--- begin ITEMS ---

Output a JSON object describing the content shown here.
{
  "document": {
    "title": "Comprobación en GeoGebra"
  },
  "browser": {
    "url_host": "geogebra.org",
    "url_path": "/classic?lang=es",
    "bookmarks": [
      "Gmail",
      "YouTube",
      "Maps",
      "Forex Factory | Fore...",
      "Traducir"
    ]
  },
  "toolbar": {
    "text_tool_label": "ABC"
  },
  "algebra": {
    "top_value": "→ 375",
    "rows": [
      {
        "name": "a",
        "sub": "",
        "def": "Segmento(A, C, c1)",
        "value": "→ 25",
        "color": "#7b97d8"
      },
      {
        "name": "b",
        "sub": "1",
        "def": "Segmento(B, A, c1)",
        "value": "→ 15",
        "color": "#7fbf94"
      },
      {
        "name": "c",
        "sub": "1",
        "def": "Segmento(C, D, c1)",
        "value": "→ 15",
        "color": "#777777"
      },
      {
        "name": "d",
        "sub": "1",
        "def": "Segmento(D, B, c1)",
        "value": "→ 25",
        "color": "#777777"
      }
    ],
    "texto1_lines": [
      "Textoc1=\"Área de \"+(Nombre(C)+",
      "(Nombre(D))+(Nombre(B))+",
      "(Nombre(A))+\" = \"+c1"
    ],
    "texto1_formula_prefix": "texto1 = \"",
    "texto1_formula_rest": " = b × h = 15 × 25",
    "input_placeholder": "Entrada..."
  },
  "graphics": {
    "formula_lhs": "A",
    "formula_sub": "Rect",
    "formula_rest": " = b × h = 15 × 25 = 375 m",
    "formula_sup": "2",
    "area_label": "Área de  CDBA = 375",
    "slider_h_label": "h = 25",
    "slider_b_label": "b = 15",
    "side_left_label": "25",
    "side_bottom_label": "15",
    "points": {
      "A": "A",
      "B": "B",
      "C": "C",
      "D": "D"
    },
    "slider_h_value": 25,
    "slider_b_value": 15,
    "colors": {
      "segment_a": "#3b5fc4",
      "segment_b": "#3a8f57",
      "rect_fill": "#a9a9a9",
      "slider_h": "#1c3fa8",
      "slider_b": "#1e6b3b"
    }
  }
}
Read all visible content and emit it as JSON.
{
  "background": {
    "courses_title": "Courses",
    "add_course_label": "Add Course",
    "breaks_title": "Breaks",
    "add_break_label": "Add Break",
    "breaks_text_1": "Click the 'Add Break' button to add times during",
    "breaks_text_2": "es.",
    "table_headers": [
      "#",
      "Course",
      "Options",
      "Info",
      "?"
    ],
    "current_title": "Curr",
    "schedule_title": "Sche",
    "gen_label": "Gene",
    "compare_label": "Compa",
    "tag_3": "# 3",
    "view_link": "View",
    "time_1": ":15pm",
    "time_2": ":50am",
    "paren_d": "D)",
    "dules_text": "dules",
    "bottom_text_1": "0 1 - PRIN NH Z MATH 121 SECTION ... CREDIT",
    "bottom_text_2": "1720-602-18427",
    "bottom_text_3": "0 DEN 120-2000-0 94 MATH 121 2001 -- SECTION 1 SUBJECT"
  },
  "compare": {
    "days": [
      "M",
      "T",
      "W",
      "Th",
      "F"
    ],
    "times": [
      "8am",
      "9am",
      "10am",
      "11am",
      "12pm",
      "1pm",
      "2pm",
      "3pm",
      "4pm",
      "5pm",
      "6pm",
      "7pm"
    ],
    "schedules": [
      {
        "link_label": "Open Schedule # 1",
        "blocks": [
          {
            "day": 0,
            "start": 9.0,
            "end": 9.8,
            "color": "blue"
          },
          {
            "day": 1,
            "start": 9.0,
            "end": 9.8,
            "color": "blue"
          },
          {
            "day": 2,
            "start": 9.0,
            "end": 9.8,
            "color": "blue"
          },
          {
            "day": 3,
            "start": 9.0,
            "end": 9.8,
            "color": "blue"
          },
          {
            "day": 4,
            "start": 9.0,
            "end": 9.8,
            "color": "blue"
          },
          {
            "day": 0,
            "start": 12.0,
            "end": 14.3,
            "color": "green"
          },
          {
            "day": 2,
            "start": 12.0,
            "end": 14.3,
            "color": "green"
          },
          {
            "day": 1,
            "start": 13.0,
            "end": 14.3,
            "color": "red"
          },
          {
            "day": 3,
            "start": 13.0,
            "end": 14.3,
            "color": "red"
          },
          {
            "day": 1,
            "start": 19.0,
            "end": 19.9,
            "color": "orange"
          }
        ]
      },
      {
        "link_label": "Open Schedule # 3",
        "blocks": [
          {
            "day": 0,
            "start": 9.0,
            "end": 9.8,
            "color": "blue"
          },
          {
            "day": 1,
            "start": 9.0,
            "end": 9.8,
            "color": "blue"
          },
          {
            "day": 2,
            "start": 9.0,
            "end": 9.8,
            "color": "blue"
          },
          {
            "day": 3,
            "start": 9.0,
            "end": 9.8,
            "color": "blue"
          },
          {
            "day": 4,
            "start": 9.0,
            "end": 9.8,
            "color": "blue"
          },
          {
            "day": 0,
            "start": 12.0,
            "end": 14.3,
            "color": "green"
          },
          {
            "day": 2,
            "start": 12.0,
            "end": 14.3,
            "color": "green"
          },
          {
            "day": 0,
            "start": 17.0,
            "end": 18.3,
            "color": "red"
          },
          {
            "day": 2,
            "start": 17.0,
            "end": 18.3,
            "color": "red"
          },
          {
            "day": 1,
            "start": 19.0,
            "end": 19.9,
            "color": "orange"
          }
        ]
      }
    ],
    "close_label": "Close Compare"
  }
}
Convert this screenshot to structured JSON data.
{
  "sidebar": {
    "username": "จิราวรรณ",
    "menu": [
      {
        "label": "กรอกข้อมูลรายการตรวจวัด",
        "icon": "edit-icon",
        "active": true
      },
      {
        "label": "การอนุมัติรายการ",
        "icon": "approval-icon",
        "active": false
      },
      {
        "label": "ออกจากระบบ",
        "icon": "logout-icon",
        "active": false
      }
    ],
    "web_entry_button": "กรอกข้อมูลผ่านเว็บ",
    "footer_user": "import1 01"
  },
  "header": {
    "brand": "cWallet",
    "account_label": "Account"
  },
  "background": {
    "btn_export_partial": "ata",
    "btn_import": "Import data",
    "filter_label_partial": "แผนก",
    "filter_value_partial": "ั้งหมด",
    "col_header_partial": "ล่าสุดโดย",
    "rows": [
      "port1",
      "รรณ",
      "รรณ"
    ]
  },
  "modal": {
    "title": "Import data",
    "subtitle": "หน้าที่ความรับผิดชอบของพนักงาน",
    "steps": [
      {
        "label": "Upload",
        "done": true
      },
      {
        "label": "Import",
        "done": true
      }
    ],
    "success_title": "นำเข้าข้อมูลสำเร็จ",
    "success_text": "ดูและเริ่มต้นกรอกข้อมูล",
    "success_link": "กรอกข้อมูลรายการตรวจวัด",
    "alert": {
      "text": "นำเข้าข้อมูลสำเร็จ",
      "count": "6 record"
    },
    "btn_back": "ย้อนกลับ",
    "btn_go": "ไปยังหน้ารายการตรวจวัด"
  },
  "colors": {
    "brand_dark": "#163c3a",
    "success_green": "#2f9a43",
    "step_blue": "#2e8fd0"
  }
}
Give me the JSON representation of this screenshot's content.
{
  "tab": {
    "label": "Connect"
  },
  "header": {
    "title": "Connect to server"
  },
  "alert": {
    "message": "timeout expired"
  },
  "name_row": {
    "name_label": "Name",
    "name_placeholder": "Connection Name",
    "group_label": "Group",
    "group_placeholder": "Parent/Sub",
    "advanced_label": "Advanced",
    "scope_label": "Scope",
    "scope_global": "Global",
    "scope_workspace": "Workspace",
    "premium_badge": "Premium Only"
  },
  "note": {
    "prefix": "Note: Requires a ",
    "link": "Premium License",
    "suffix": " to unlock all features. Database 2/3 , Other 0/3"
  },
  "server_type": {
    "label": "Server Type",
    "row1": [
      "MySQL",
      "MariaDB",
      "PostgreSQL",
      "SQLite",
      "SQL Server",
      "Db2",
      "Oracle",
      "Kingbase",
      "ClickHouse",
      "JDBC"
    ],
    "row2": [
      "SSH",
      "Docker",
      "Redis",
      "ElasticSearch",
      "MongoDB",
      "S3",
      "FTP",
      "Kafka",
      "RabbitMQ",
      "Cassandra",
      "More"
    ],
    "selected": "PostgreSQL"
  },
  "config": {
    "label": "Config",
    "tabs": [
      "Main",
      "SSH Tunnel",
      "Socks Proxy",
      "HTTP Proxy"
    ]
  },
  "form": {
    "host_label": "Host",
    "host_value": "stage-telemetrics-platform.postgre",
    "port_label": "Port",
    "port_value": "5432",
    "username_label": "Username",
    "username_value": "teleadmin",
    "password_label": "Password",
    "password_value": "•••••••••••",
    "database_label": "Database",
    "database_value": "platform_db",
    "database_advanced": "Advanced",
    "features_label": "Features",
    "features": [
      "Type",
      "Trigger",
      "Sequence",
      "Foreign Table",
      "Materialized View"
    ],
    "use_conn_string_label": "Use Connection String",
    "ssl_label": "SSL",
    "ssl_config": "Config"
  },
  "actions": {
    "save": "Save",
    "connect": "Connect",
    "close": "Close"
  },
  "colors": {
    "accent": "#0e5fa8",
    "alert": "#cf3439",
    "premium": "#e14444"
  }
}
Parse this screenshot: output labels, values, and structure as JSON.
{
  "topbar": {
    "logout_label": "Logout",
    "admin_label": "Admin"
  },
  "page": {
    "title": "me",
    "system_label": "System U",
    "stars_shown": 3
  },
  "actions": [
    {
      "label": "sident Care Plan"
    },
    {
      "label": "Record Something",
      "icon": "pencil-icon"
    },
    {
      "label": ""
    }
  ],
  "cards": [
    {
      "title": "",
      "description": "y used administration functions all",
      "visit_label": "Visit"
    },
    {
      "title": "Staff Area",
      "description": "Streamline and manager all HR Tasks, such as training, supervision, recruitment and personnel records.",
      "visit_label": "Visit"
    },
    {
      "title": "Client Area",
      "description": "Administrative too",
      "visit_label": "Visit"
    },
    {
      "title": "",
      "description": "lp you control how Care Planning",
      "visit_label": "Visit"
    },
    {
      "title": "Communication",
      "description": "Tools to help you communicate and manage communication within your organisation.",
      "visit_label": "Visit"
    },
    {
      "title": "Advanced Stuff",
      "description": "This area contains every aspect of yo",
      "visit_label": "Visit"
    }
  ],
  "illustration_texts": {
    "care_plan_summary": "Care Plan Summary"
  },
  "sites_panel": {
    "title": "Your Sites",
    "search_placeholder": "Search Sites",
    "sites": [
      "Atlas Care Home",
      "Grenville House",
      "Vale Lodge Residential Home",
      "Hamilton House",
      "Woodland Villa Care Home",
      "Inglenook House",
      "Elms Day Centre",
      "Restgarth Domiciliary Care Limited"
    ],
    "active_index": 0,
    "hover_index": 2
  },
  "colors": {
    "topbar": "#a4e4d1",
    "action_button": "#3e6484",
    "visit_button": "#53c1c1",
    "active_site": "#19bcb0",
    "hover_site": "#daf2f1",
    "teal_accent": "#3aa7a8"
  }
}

--- end ITEMS ---

* **WHAT IS ASKED**:
Copy each line above where the string "Segmento" occurs.

* **ANSWER TO THE PROBLEM**:
        "def": "Segmento(A, C, c1)",
        "def": "Segmento(B, A, c1)",
        "def": "Segmento(C, D, c1)",
        "def": "Segmento(D, B, c1)",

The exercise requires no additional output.